In the sync engine article, what name is given to the stored state that tells the app which stories it already has?

Quoted passage.
# # # # # # #

How to Sync Anything: Building a Sync Engine from Scratch — Part 2 posted Wednesday, April 16, 2025 by Jan Lehnardt CouchDB Replication Sync Distsys Data

Note: This is part of our series demystifying synchronisation. See our other instalments: How to Sync Anything: Introduction, How to Sync Anything: Building a Sync Engine from Scratch — Part 1 and How to Sync Anything: Building a Sync Engine from Scratch — Part 3

In this part, we will learn how to efficiently find out what data needs to be synchronised.

Say we have a news app that runs on mobile devices and a server that publishes new stories. Blogs and RSS are good real-world examples.

The scenario is this: our app starts for the first time and there are no stories available for the user to read on the device. So, the app asks the server to send the latest set of stories to the device. End result: our users get to read some stories.

Later, when our apps starts for the second time, your app asks for the latest set of stories.

And here is the first interesting bit: we don’t want to send the app the stories it already has.

Why?

Four reasons:

They are already on the device, so it’s redundant
It costs us server processing time
It costs our users bandwidth
It adds response-time latency to the experience

As a general rule of thumb, in user experience design: don’t let the user wait unnecessarily or they will get frustrated and stop using your app, your store, whatever.

So what’s the solution?

We need to request new stories from the server in a way that says “I’ve got all stories up to this point. Give, give me anything that’s new”.

We’ll call the difference between “all stories” and “stories that exist on the client” the delta (i.e. difference).

The delta is what we need to get from the server.

Calculating the Delta

To ask for the delta efficiently, we need two ingredients:

Our app needs to store its state somewhere, so it knows what stories it already has. We’ll call this the high watermark (for reasons that will become clear soon). In a native app, this could be stored in a device-local database or file. In a website or web app, this could live in browser storage systems like localStorage, or IndexedDB.
Our server needs to look up the list of all stories, sorted by when they were published. It needs to be able to do do this efficiently. And it needs to be able to send back any range of stories, from any specified start date to the present moment.

A naive implementation on the server side would be something equivalent to retrieving all stories from the database, sorting them by date in memory, before sending the result to the app. If the app sends a high watermark, the server would only send stories that come after the high watermark.

While this definitely works, it is not very efficient.

All stories have to be loaded from the database, sorted and finally filtered to match the range the client is interested in.

# # # # # # #

Dataset entries.
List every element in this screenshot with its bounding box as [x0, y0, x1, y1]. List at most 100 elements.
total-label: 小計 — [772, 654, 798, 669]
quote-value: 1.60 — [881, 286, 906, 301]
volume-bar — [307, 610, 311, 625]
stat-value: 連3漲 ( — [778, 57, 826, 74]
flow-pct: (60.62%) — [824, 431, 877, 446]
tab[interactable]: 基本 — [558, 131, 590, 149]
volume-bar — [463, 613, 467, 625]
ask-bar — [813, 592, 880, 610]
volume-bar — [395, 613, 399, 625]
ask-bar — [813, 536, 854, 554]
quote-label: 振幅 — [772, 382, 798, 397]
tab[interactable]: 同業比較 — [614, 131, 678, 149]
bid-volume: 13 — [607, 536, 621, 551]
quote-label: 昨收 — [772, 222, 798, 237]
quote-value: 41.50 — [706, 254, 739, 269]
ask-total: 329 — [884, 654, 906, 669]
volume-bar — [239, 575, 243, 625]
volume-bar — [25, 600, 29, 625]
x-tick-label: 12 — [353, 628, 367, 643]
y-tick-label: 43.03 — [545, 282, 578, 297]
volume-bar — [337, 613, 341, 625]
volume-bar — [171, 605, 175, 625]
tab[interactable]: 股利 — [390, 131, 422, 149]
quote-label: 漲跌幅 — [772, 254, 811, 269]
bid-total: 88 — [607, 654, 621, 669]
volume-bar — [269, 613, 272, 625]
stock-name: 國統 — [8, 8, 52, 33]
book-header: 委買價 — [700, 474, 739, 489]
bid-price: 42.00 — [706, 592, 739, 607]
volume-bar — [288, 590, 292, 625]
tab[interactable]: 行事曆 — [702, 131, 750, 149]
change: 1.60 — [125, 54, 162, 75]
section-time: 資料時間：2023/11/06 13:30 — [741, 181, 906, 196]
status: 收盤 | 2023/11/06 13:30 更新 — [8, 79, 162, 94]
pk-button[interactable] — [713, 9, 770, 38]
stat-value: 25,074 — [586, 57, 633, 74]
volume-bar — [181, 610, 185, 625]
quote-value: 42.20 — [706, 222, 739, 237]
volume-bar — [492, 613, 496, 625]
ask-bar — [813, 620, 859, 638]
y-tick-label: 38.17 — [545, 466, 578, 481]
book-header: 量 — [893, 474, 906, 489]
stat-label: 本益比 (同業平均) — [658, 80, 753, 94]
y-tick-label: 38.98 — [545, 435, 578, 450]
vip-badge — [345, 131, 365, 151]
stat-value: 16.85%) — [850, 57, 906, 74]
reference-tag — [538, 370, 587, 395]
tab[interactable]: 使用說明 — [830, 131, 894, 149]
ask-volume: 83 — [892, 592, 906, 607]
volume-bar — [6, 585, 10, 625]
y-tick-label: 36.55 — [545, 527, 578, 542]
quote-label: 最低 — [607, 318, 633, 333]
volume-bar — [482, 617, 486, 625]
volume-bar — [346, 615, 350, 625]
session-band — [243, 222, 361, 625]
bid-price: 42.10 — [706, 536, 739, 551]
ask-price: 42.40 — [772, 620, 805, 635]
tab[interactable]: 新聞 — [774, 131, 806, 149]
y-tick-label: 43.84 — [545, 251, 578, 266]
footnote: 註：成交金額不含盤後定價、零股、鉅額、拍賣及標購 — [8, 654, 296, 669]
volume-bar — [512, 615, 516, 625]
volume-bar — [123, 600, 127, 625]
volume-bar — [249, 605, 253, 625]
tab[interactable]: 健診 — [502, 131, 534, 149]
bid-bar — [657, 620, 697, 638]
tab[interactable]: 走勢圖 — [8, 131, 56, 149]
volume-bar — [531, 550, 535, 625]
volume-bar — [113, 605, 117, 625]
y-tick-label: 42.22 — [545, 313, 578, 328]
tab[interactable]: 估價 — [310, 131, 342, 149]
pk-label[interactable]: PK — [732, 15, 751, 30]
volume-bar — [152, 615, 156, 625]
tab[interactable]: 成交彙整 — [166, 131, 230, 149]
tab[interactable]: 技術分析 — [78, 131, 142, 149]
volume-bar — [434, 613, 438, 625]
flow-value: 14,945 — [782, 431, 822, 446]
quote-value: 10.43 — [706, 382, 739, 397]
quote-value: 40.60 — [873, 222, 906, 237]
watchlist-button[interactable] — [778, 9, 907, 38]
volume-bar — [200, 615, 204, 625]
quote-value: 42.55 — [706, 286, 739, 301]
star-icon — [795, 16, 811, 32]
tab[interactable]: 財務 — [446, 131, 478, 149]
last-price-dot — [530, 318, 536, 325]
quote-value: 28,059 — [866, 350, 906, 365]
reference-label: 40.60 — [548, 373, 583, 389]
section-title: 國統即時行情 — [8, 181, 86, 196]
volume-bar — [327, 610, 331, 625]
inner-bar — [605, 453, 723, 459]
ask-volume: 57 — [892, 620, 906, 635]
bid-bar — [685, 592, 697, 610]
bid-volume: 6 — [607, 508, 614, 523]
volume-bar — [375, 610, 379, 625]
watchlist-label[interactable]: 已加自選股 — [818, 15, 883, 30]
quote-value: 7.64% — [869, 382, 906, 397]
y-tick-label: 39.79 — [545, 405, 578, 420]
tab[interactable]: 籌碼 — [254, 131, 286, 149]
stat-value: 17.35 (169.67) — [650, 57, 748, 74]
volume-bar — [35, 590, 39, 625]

# # # # # # #

Right answer. The high watermark.